Given exercise: Give a count of the lines below that have the string "radiactivos" in them, with no other words.

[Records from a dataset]
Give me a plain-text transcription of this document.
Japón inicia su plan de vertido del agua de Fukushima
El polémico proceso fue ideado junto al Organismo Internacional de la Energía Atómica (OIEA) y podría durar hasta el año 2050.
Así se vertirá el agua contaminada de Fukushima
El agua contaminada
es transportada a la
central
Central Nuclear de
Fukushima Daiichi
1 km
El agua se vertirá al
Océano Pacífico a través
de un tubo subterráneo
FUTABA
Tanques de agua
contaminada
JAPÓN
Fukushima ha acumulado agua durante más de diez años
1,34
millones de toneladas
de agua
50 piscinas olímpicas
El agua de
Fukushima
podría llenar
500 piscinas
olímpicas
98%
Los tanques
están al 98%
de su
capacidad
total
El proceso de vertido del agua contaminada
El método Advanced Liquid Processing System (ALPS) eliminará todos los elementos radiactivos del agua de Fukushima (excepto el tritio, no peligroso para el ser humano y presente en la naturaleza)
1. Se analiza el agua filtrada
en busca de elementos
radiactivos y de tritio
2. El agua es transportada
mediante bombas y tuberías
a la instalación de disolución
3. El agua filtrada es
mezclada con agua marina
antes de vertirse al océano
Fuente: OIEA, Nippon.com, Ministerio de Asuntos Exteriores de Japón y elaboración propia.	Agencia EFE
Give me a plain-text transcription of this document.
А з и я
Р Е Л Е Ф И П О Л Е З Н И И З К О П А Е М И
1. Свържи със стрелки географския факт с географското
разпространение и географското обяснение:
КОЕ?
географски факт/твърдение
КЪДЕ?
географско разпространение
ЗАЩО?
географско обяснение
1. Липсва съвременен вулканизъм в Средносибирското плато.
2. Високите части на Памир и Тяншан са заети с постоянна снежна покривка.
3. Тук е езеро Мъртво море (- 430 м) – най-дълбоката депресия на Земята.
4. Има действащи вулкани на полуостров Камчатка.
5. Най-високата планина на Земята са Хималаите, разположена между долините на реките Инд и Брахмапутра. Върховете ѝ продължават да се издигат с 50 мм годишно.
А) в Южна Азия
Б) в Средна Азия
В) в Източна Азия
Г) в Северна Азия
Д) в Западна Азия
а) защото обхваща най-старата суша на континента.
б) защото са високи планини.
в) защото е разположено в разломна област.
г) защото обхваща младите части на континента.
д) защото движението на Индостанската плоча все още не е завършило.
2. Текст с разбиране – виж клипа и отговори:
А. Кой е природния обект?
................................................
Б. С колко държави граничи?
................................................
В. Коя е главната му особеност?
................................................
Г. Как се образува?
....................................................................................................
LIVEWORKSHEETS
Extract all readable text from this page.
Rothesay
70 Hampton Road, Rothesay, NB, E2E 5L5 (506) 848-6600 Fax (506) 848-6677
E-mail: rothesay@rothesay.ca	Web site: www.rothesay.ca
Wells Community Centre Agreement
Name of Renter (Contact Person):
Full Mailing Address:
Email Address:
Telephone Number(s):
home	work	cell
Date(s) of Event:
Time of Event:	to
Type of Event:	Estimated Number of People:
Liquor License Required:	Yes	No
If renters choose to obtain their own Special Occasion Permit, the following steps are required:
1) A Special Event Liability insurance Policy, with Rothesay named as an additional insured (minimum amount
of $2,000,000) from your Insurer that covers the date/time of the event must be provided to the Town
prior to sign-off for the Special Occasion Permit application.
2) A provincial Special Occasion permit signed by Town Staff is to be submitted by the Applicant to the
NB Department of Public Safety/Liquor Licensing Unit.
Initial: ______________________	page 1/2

Output for this task: 2